Return the records, each one exactly as written.
--- Given data ---
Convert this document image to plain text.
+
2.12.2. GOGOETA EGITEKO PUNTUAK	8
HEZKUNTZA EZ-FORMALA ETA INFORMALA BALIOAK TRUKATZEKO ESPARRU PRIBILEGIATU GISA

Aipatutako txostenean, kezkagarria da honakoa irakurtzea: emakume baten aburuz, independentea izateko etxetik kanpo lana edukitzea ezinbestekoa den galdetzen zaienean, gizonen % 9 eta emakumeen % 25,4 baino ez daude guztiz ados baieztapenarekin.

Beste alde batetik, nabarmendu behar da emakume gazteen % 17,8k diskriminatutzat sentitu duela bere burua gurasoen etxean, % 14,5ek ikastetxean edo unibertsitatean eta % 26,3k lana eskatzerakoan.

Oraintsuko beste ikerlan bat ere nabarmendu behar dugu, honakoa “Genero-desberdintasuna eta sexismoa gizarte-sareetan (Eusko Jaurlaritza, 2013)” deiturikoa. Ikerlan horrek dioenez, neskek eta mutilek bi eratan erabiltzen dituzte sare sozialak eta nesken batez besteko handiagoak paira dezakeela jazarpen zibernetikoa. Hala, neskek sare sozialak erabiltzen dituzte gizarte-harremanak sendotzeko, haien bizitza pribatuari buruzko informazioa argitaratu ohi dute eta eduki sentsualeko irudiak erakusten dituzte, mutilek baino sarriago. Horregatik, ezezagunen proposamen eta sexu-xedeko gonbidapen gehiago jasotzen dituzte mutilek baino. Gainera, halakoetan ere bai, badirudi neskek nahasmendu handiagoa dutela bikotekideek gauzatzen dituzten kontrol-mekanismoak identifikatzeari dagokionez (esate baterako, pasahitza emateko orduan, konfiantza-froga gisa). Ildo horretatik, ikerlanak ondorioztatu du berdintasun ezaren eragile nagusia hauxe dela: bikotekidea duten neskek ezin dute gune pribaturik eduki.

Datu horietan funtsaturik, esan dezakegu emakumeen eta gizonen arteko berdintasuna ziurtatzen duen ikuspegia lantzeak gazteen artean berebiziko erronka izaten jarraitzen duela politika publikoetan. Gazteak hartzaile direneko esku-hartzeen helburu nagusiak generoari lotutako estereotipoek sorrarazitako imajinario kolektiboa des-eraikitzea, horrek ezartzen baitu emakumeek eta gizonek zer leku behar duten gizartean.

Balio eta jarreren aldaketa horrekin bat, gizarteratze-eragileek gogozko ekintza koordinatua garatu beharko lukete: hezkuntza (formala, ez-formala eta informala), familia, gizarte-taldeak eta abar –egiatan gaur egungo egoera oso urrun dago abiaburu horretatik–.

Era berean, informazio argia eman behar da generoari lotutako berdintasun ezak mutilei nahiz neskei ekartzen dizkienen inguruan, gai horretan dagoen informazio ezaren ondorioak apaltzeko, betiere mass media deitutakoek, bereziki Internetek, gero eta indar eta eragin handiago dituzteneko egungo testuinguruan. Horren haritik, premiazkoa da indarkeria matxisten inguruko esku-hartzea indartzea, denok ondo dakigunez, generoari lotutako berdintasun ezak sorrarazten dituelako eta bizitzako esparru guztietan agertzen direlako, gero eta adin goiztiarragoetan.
---
→ The output:
Convert this document image to plain text.
+
2.12.2. GOGOETA EGITEKO PUNTUAK	8
HEZKUNTZA EZ-FORMALA ETA INFORMALA BALIOAK TRUKATZEKO ESPARRU PRIBILEGIATU GISA

Aipatutako txostenean, kezkagarria da honakoa irakurtzea: emakume baten aburuz, independentea izateko etxetik kanpo lana edukitzea ezinbestekoa den galdetzen zaienean, gizonen % 9 eta emakumeen % 25,4 baino ez daude guztiz ados baieztapenarekin.

Beste alde batetik, nabarmendu behar da emakume gazteen % 17,8k diskriminatutzat sentitu duela bere burua gurasoen etxean, % 14,5ek ikastetxean edo unibertsitatean eta % 26,3k lana eskatzerakoan.

Oraintsuko beste ikerlan bat ere nabarmendu behar dugu, honakoa “Genero-desberdintasuna eta sexismoa gizarte-sareetan (Eusko Jaurlaritza, 2013)” deiturikoa. Ikerlan horrek dioenez, neskek eta mutilek bi eratan erabiltzen dituzte sare sozialak eta nesken batez besteko handiagoak paira dezakeela jazarpen zibernetikoa. Hala, neskek sare sozialak erabiltzen dituzte gizarte-harremanak sendotzeko, haien bizitza pribatuari buruzko informazioa argitaratu ohi dute eta eduki sentsualeko irudiak erakusten dituzte, mutilek baino sarriago. Horregatik, ezezagunen proposamen eta sexu-xedeko gonbidapen gehiago jasotzen dituzte mutilek baino. Gainera, halakoetan ere bai, badirudi neskek nahasmendu handiagoa dutela bikotekideek gauzatzen dituzten kontrol-mekanismoak identifikatzeari dagokionez (esate baterako, pasahitza emateko orduan, konfiantza-froga gisa). Ildo horretatik, ikerlanak ondorioztatu du berdintasun ezaren eragile nagusia hauxe dela: bikotekidea duten neskek ezin dute gune pribaturik eduki.

Datu horietan funtsaturik, esan dezakegu emakumeen eta gizonen arteko berdintasuna ziurtatzen duen ikuspegia lantzeak gazteen artean berebiziko erronka izaten jarraitzen duela politika publikoetan. Gazteak hartzaile direneko esku-hartzeen helburu nagusiak generoari lotutako estereotipoek sorrarazitako imajinario kolektiboa des-eraikitzea, horrek ezartzen baitu emakumeek eta gizonek zer leku behar duten gizartean.

Balio eta jarreren aldaketa horrekin bat, gizarteratze-eragileek gogozko ekintza koordinatua garatu beharko lukete: hezkuntza (formala, ez-formala eta informala), familia, gizarte-taldeak eta abar –egiatan gaur egungo egoera oso urrun dago abiaburu horretatik–.

Era berean, informazio argia eman behar da generoari lotutako berdintasun ezak mutilei nahiz neskei ekartzen dizkienen inguruan, gai horretan dagoen informazio ezaren ondorioak apaltzeko, betiere mass media deitutakoek, bereziki Internetek, gero eta indar eta eragin handiago dituzteneko egungo testuinguruan. Horren haritik, premiazkoa da indarkeria matxisten inguruko esku-hartzea indartzea, denok ondo dakigunez, generoari lotutako berdintasun ezak sorrarazten dituelako eta bizitzako esparru guztietan agertzen direlako, gero eta adin goiztiarragoetan.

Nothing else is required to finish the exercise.